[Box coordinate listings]

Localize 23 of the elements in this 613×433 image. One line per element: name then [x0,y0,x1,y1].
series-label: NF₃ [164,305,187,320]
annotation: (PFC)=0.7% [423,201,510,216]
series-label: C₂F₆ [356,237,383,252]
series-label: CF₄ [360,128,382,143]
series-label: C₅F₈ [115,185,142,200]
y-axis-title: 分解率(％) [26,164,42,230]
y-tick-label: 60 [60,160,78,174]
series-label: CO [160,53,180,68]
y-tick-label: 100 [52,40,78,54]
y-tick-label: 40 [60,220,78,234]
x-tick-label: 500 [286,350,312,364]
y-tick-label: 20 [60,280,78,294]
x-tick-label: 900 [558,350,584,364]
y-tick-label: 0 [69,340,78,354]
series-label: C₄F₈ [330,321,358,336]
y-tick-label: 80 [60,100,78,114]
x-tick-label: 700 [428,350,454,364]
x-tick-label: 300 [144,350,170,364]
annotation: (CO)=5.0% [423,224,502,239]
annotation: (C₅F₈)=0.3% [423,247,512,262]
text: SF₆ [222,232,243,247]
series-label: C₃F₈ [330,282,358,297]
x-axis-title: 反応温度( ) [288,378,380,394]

### JOB
Rewrite the records above, replacing every "series-label" with "series-name" and leaving everything else untouched.

### REPLY TO THE EXERCISE
Localize 23 of the elements in this 613×433 image. One line per element: name then [x0,y0,x1,y1].
series-name: NF₃ [164,305,187,320]
annotation: (PFC)=0.7% [423,201,510,216]
series-name: C₂F₆ [356,237,383,252]
series-name: CF₄ [360,128,382,143]
series-name: C₅F₈ [115,185,142,200]
y-axis-title: 分解率(％) [26,164,42,230]
y-tick-label: 60 [60,160,78,174]
series-name: CO [160,53,180,68]
y-tick-label: 100 [52,40,78,54]
y-tick-label: 40 [60,220,78,234]
x-tick-label: 500 [286,350,312,364]
y-tick-label: 20 [60,280,78,294]
x-tick-label: 900 [558,350,584,364]
y-tick-label: 0 [69,340,78,354]
series-name: C₄F₈ [330,321,358,336]
y-tick-label: 80 [60,100,78,114]
x-tick-label: 700 [428,350,454,364]
x-tick-label: 300 [144,350,170,364]
annotation: (CO)=5.0% [423,224,502,239]
annotation: (C₅F₈)=0.3% [423,247,512,262]
text: SF₆ [222,232,243,247]
series-name: C₃F₈ [330,282,358,297]
x-axis-title: 反応温度( ) [288,378,380,394]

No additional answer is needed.